— Belge Bölümü —
Abaküs Yazılım
1. Hukuk Dairesi
Esas No: 2019/3464
Karar No: 2019/6183
Karar Tarihi: 02.12.2019

Yargıtay 1. Hukuk Dairesi 2019/3464 Esas 2019/6183 Karar Sayılı İlamı

1. Hukuk Dairesi         2019/3464 E.  ,  2019/6183 K.

    "İçtihat Metni"

    MAHKEMESİ : BÖLGE ADLİYE MAHKEMESİ 16. HUKUK DAİRESİ
    DAVA TÜRÜ : TAZMİNAT

    Taraflar arasında birleştirilerek görülen tazminat istekli dava sonunda ilk derece mahkemesince asıl ve birleştirilen davada tazminat isteğinin davalı ... yönünden kısmen kabulüne, davalı ... yönünden davanın reddine dair verilen kararın asıl ve birleştirilen davada davacılar ile davalılardan ... tarafından istinafı üzerine ... Bölge Adliye Mahkemesi 16. Hukuk Dairesince, ilk derece mahkemesi kararının ve tavzih kararının kaldırılmasına, her iki davalı bakımından da asıl ve birleştirilen davanın kısmen kabulüne ilişkin olarak verilen karar taraflarca yasal süre içerisinde temyiz edilmiş olmakla dosya incelendi, Tetkik Hakimi ...’un raporu okundu, açıklamaları dinlendi, gereği görüşülüp düşünüldü;

    -KARAR-

    Asıl ve birleştirilen dava, muris muvazaası hukuksal nedenine dayalı tazminat isteğine ilişkindir.

— Yönerge —
Karar metninde "Taraflar arasında birleştirilerek" ifadesinden "tazminat isteğine ilişkindir." ifadesine kadar uzanan kısmı hiç değiştirmeden yazın. Yalnızca karar metnindeki bilgilere dayanın.

— Çıkarılan Veriler —
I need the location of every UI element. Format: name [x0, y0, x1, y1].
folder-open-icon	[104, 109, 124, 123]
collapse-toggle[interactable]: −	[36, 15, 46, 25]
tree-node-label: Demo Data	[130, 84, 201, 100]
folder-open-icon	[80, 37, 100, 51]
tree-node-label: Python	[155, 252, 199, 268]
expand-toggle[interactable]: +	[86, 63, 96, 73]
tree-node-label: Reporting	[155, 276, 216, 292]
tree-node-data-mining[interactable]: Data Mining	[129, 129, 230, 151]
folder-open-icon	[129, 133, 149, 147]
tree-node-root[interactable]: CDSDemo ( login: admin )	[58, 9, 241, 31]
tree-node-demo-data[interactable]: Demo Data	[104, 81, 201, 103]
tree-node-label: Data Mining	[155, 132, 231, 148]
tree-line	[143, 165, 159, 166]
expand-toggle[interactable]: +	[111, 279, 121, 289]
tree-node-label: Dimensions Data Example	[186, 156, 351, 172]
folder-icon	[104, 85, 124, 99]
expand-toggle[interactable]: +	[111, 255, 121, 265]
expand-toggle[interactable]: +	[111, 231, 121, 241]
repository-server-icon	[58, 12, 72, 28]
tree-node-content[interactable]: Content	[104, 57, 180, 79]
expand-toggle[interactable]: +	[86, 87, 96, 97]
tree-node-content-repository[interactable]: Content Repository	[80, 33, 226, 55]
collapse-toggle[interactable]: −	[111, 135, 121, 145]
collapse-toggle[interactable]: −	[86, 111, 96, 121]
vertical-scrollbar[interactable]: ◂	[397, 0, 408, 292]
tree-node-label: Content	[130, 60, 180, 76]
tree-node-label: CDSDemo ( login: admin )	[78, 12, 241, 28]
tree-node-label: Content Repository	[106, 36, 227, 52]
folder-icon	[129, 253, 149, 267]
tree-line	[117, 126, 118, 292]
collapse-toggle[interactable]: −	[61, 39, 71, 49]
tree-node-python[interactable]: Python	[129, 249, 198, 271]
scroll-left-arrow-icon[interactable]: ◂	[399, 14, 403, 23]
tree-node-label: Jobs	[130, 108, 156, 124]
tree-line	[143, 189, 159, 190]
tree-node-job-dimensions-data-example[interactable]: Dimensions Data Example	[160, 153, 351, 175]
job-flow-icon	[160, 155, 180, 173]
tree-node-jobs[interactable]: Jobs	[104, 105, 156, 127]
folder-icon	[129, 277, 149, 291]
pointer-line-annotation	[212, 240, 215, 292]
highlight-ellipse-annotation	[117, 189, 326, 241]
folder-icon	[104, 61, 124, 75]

— Alıştırma Sonucu —
Taraflar arasında birleştirilerek görülen tazminat istekli dava sonunda ilk derece mahkemesince asıl ve birleştirilen davada tazminat isteğinin davalı ... yönünden kısmen kabulüne, davalı ... yönünden davanın reddine dair verilen kararın asıl ve birleştirilen davada davacılar ile davalılardan ... tarafından istinafı üzerine ... Bölge Adliye Mahkemesi 16. Hukuk Dairesince, ilk derece mahkemesi kararının ve tavzih kararının kaldırılmasına, her iki davalı bakımından da asıl ve birleştirilen davanın kısmen kabulüne ilişkin olarak verilen karar taraflarca yasal süre içerisinde temyiz edilmiş olmakla dosya incelendi, Tetkik Hakimi ...’un raporu okundu, açıklamaları dinlendi, gereği görüşülüp düşünüldü;

    -KARAR-

    Asıl ve birleştirilen dava, muris muvazaası hukuksal nedenine dayalı tazminat isteğine ilişkindir.